Restate each entry word for word, leaving nothing out.

Figure dataset records

Begin

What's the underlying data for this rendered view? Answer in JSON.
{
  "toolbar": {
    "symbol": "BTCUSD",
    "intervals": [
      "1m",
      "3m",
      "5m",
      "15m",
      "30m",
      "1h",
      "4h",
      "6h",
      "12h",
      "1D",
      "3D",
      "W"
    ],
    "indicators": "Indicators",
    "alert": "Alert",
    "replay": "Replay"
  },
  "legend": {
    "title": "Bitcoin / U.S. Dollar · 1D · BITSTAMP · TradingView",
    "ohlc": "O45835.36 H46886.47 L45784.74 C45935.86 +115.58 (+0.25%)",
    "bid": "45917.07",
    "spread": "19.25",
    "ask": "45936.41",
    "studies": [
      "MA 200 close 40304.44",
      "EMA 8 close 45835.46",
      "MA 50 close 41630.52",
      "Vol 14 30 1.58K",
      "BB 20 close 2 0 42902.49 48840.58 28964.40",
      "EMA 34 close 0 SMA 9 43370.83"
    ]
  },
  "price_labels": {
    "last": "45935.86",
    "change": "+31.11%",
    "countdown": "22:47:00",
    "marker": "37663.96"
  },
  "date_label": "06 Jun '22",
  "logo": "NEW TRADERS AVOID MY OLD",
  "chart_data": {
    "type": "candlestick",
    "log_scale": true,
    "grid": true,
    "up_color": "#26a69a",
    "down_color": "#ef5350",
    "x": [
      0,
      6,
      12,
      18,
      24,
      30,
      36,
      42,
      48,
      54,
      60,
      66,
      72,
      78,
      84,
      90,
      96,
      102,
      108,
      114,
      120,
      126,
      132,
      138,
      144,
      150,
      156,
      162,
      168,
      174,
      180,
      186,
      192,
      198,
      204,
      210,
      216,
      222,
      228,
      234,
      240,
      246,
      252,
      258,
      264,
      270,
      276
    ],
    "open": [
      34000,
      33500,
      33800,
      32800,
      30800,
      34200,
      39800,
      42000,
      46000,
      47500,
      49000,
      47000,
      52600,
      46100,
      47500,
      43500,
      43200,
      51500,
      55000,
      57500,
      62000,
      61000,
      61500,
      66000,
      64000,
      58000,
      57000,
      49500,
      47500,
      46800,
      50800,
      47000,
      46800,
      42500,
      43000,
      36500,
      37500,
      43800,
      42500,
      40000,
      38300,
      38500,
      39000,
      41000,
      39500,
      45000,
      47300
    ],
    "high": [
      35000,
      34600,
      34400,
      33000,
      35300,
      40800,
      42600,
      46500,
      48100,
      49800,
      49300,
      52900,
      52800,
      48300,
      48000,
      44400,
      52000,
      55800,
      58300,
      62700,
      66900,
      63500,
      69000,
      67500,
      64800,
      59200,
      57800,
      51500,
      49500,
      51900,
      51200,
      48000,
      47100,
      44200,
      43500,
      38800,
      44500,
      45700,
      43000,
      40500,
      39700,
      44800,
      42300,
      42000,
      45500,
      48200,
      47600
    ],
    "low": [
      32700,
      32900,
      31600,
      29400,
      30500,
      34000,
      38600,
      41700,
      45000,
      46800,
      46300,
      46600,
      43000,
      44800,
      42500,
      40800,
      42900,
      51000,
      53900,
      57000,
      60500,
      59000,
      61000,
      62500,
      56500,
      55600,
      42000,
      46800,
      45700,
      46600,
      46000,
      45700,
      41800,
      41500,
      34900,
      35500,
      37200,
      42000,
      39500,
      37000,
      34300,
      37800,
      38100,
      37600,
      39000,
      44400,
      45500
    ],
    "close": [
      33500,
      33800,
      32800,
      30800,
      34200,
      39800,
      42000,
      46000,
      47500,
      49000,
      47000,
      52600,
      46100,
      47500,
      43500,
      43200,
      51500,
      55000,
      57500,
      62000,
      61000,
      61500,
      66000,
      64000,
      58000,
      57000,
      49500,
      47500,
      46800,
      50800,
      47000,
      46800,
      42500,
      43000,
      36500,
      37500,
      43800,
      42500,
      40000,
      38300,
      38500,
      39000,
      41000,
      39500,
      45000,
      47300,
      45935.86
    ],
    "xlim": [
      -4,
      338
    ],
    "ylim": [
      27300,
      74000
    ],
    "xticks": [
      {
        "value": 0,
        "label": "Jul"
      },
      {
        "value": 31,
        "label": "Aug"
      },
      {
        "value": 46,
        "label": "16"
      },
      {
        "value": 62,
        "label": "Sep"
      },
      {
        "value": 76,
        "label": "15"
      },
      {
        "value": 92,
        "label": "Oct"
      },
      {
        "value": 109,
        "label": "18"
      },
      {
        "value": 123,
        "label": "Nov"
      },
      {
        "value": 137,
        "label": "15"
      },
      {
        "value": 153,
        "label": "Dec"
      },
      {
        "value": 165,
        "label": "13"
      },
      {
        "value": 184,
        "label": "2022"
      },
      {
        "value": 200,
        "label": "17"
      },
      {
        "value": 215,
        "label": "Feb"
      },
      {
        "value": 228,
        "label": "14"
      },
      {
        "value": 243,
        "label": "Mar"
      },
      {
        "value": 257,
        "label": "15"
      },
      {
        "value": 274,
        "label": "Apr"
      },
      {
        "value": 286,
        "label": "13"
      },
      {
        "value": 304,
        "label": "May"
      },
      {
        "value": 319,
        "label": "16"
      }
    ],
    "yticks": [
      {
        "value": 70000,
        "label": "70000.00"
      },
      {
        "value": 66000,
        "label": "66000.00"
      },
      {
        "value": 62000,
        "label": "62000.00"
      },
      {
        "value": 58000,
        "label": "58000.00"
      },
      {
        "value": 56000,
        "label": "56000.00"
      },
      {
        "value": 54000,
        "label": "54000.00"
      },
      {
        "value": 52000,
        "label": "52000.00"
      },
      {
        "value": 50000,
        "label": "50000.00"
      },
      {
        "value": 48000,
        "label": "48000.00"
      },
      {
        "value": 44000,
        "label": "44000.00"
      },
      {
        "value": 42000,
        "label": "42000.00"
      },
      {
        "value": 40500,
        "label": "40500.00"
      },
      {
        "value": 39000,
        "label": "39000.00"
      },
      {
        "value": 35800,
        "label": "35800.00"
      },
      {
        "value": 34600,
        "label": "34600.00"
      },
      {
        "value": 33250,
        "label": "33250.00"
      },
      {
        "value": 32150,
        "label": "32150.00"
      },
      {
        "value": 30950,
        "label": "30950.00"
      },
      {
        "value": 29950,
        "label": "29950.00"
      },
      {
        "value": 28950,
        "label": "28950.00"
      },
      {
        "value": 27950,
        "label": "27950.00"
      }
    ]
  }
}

End

_The completed task_
What's the underlying data for this rendered view? Answer in JSON.
{
  "toolbar": {
    "symbol": "BTCUSD",
    "intervals": [
      "1m",
      "3m",
      "5m",
      "15m",
      "30m",
      "1h",
      "4h",
      "6h",
      "12h",
      "1D",
      "3D",
      "W"
    ],
    "indicators": "Indicators",
    "alert": "Alert",
    "replay": "Replay"
  },
  "legend": {
    "title": "Bitcoin / U.S. Dollar · 1D · BITSTAMP · TradingView",
    "ohlc": "O45835.36 H46886.47 L45784.74 C45935.86 +115.58 (+0.25%)",
    "bid": "45917.07",
    "spread": "19.25",
    "ask": "45936.41",
    "studies": [
      "MA 200 close 40304.44",
      "EMA 8 close 45835.46",
      "MA 50 close 41630.52",
      "Vol 14 30 1.58K",
      "BB 20 close 2 0 42902.49 48840.58 28964.40",
      "EMA 34 close 0 SMA 9 43370.83"
    ]
  },
  "price_labels": {
    "last": "45935.86",
    "change": "+31.11%",
    "countdown": "22:47:00",
    "marker": "37663.96"
  },
  "date_label": "06 Jun '22",
  "logo": "NEW TRADERS AVOID MY OLD",
  "chart_data": {
    "type": "candlestick",
    "log_scale": true,
    "grid": true,
    "up_color": "#26a69a",
    "down_color": "#ef5350",
    "x": [
      0,
      6,
      12,
      18,
      24,
      30,
      36,
      42,
      48,
      54,
      60,
      66,
      72,
      78,
      84,
      90,
      96,
      102,
      108,
      114,
      120,
      126,
      132,
      138,
      144,
      150,
      156,
      162,
      168,
      174,
      180,
      186,
      192,
      198,
      204,
      210,
      216,
      222,
      228,
      234,
      240,
      246,
      252,
      258,
      264,
      270,
      276
    ],
    "open": [
      34000,
      33500,
      33800,
      32800,
      30800,
      34200,
      39800,
      42000,
      46000,
      47500,
      49000,
      47000,
      52600,
      46100,
      47500,
      43500,
      43200,
      51500,
      55000,
      57500,
      62000,
      61000,
      61500,
      66000,
      64000,
      58000,
      57000,
      49500,
      47500,
      46800,
      50800,
      47000,
      46800,
      42500,
      43000,
      36500,
      37500,
      43800,
      42500,
      40000,
      38300,
      38500,
      39000,
      41000,
      39500,
      45000,
      47300
    ],
    "high": [
      35000,
      34600,
      34400,
      33000,
      35300,
      40800,
      42600,
      46500,
      48100,
      49800,
      49300,
      52900,
      52800,
      48300,
      48000,
      44400,
      52000,
      55800,
      58300,
      62700,
      66900,
      63500,
      69000,
      67500,
      64800,
      59200,
      57800,
      51500,
      49500,
      51900,
      51200,
      48000,
      47100,
      44200,
      43500,
      38800,
      44500,
      45700,
      43000,
      40500,
      39700,
      44800,
      42300,
      42000,
      45500,
      48200,
      47600
    ],
    "low": [
      32700,
      32900,
      31600,
      29400,
      30500,
      34000,
      38600,
      41700,
      45000,
      46800,
      46300,
      46600,
      43000,
      44800,
      42500,
      40800,
      42900,
      51000,
      53900,
      57000,
      60500,
      59000,
      61000,
      62500,
      56500,
      55600,
      42000,
      46800,
      45700,
      46600,
      46000,
      45700,
      41800,
      41500,
      34900,
      35500,
      37200,
      42000,
      39500,
      37000,
      34300,
      37800,
      38100,
      37600,
      39000,
      44400,
      45500
    ],
    "close": [
      33500,
      33800,
      32800,
      30800,
      34200,
      39800,
      42000,
      46000,
      47500,
      49000,
      47000,
      52600,
      46100,
      47500,
      43500,
      43200,
      51500,
      55000,
      57500,
      62000,
      61000,
      61500,
      66000,
      64000,
      58000,
      57000,
      49500,
      47500,
      46800,
      50800,
      47000,
      46800,
      42500,
      43000,
      36500,
      37500,
      43800,
      42500,
      40000,
      38300,
      38500,
      39000,
      41000,
      39500,
      45000,
      47300,
      45935.86
    ],
    "xlim": [
      -4,
      338
    ],
    "ylim": [
      27300,
      74000
    ],
    "xticks": [
      {
        "value": 0,
        "label": "Jul"
      },
      {
        "value": 31,
        "label": "Aug"
      },
      {
        "value": 46,
        "label": "16"
      },
      {
        "value": 62,
        "label": "Sep"
      },
      {
        "value": 76,
        "label": "15"
      },
      {
        "value": 92,
        "label": "Oct"
      },
      {
        "value": 109,
        "label": "18"
      },
      {
        "value": 123,
        "label": "Nov"
      },
      {
        "value": 137,
        "label": "15"
      },
      {
        "value": 153,
        "label": "Dec"
      },
      {
        "value": 165,
        "label": "13"
      },
      {
        "value": 184,
        "label": "2022"
      },
      {
        "value": 200,
        "label": "17"
      },
      {
        "value": 215,
        "label": "Feb"
      },
      {
        "value": 228,
        "label": "14"
      },
      {
        "value": 243,
        "label": "Mar"
      },
      {
        "value": 257,
        "label": "15"
      },
      {
        "value": 274,
        "label": "Apr"
      },
      {
        "value": 286,
        "label": "13"
      },
      {
        "value": 304,
        "label": "May"
      },
      {
        "value": 319,
        "label": "16"
      }
    ],
    "yticks": [
      {
        "value": 70000,
        "label": "70000.00"
      },
      {
        "value": 66000,
        "label": "66000.00"
      },
      {
        "value": 62000,
        "label": "62000.00"
      },
      {
        "value": 58000,
        "label": "58000.00"
      },
      {
        "value": 56000,
        "label": "56000.00"
      },
      {
        "value": 54000,
        "label": "54000.00"
      },
      {
        "value": 52000,
        "label": "52000.00"
      },
      {
        "value": 50000,
        "label": "50000.00"
      },
      {
        "value": 48000,
        "label": "48000.00"
      },
      {
        "value": 44000,
        "label": "44000.00"
      },
      {
        "value": 42000,
        "label": "42000.00"
      },
      {
        "value": 40500,
        "label": "40500.00"
      },
      {
        "value": 39000,
        "label": "39000.00"
      },
      {
        "value": 35800,
        "label": "35800.00"
      },
      {
        "value": 34600,
        "label": "34600.00"
      },
      {
        "value": 33250,
        "label": "33250.00"
      },
      {
        "value": 32150,
        "label": "32150.00"
      },
      {
        "value": 30950,
        "label": "30950.00"
      },
      {
        "value": 29950,
        "label": "29950.00"
      },
      {
        "value": 28950,
        "label": "28950.00"
      },
      {
        "value": 27950,
        "label": "27950.00"
      }
    ]
  }
}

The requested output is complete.